WORK TO BE COMPLETED:
Repeat all of the material below exactly as written, images excluded.

[start of DATA FOR PROCESSING]

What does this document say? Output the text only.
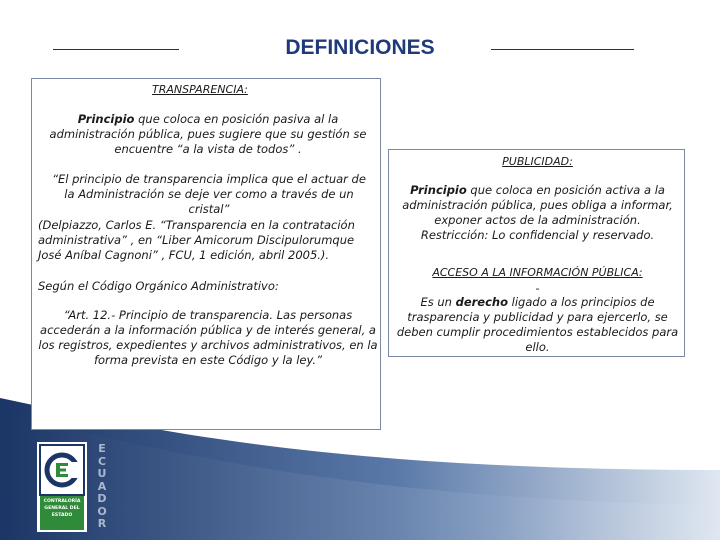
DEFINICIONES
TRANSPARENCIA:
Principio que coloca en posición pasiva al la administración pública, pues sugiere que su gestión se encuentre “a la vista de todos” .
“El principio de transparencia implica que el actuar de la Administración se deje ver como a través de un cristal”
(Delpiazzo, Carlos E. “Transparencia en la contratación administrativa” , en “Liber Amicorum Discipulorumque José Aníbal Cagnoni” , FCU, 1 edición, abril 2005.).
Según el Código Orgánico Administrativo:
“Art. 12.- Principio de transparencia. Las personas accederán a la información pública y de interés general, a los registros, expedientes y archivos administrativos, en la forma prevista en este Código y la ley.”
PUBLICIDAD:
Principio que coloca en posición activa a la administración pública, pues obliga a informar, exponer actos de la administración.
Restricción: Lo confidencial y reservado.
ACCESO A LA INFORMACIÓN PÚBLICA:
-
Es un derecho ligado a los principios de trasparencia y publicidad y para ejercerlo, se deben cumplir procedimientos establecidos para ello.
CONTRALORÍA GENERAL DEL ESTADO
E
C
U
A
D
O
R
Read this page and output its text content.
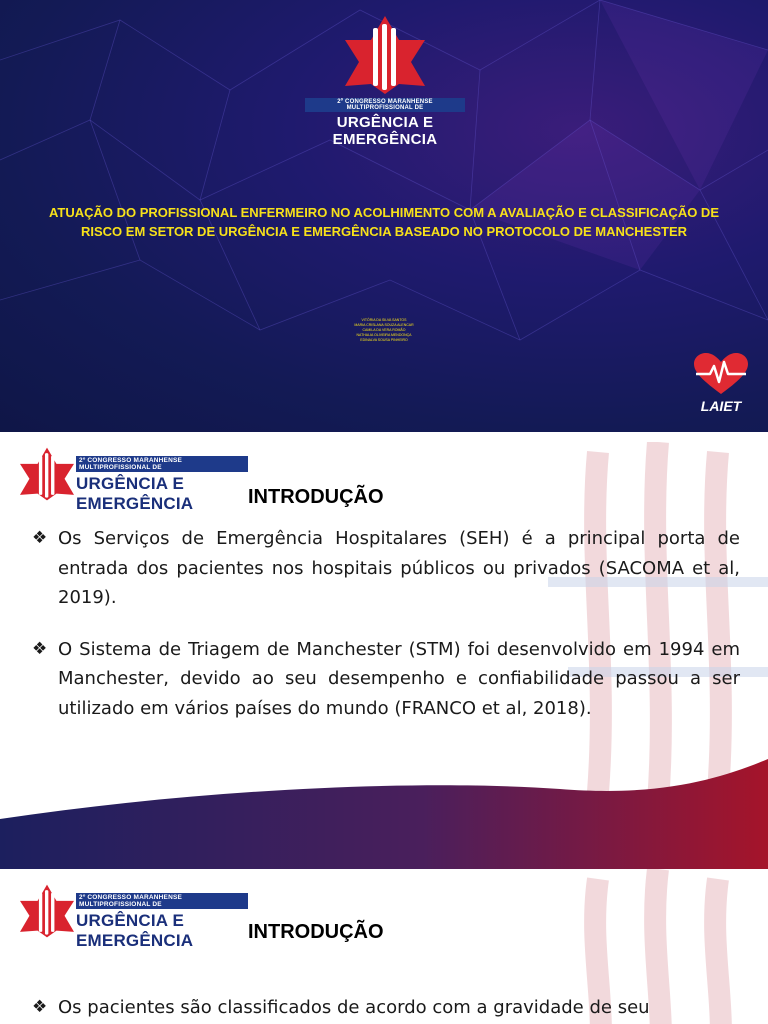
2º CONGRESSO MARANHENSE MULTIPROFISSIONAL DE
URGÊNCIA E EMERGÊNCIA
ATUAÇÃO DO PROFISSIONAL ENFERMEIRO NO ACOLHIMENTO COM A AVALIAÇÃO E CLASSIFICAÇÃO DE RISCO EM SETOR DE URGÊNCIA E EMERGÊNCIA BASEADO NO PROTOCOLO DE MANCHESTER
VITÓRIA DA SILVA SANTOS
MARIA CRISLANA SOUZA ALENCAR
CAMILA DA VERA ROMÃO
NATHALIA OLIVEIRA MENDONÇA
EDINALVA SOUSA PINHEIRO
LAIET
2º CONGRESSO MARANHENSE MULTIPROFISSIONAL DE
URGÊNCIA E EMERGÊNCIA	INTRODUÇÃO
❖ Os Serviços de Emergência Hospitalares (SEH) é a principal porta de entrada dos pacientes nos hospitais públicos ou privados (SACOMA et al, 2019).
❖ O Sistema de Triagem de Manchester (STM) foi desenvolvido em 1994 em Manchester, devido ao seu desempenho e confiabilidade passou a ser utilizado em vários países do mundo (FRANCO et al, 2018).
2º CONGRESSO MARANHENSE MULTIPROFISSIONAL DE
URGÊNCIA E EMERGÊNCIA	INTRODUÇÃO
❖ Os pacientes são classificados de acordo com a gravidade de seu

[end of DATA FOR PROCESSING]

EXERCISE RESPONSE:
What does this document say? Output the text only.
DEFINICIONES
TRANSPARENCIA:
Principio que coloca en posición pasiva al la administración pública, pues sugiere que su gestión se encuentre “a la vista de todos” .
“El principio de transparencia implica que el actuar de la Administración se deje ver como a través de un cristal”
(Delpiazzo, Carlos E. “Transparencia en la contratación administrativa” , en “Liber Amicorum Discipulorumque José Aníbal Cagnoni” , FCU, 1 edición, abril 2005.).
Según el Código Orgánico Administrativo:
“Art. 12.- Principio de transparencia. Las personas accederán a la información pública y de interés general, a los registros, expedientes y archivos administrativos, en la forma prevista en este Código y la ley.”
PUBLICIDAD:
Principio que coloca en posición activa a la administración pública, pues obliga a informar, exponer actos de la administración.
Restricción: Lo confidencial y reservado.
ACCESO A LA INFORMACIÓN PÚBLICA:
-
Es un derecho ligado a los principios de trasparencia y publicidad y para ejercerlo, se deben cumplir procedimientos establecidos para ello.
CONTRALORÍA GENERAL DEL ESTADO
E
C
U
A
D
O
R
Read this page and output its text content.
2º CONGRESSO MARANHENSE MULTIPROFISSIONAL DE
URGÊNCIA E EMERGÊNCIA
ATUAÇÃO DO PROFISSIONAL ENFERMEIRO NO ACOLHIMENTO COM A AVALIAÇÃO E CLASSIFICAÇÃO DE RISCO EM SETOR DE URGÊNCIA E EMERGÊNCIA BASEADO NO PROTOCOLO DE MANCHESTER
VITÓRIA DA SILVA SANTOS
MARIA CRISLANA SOUZA ALENCAR
CAMILA DA VERA ROMÃO
NATHALIA OLIVEIRA MENDONÇA
EDINALVA SOUSA PINHEIRO
LAIET
2º CONGRESSO MARANHENSE MULTIPROFISSIONAL DE
URGÊNCIA E EMERGÊNCIA	INTRODUÇÃO
❖ Os Serviços de Emergência Hospitalares (SEH) é a principal porta de entrada dos pacientes nos hospitais públicos ou privados (SACOMA et al, 2019).
❖ O Sistema de Triagem de Manchester (STM) foi desenvolvido em 1994 em Manchester, devido ao seu desempenho e confiabilidade passou a ser utilizado em vários países do mundo (FRANCO et al, 2018).
2º CONGRESSO MARANHENSE MULTIPROFISSIONAL DE
URGÊNCIA E EMERGÊNCIA	INTRODUÇÃO
❖ Os pacientes são classificados de acordo com a gravidade de seu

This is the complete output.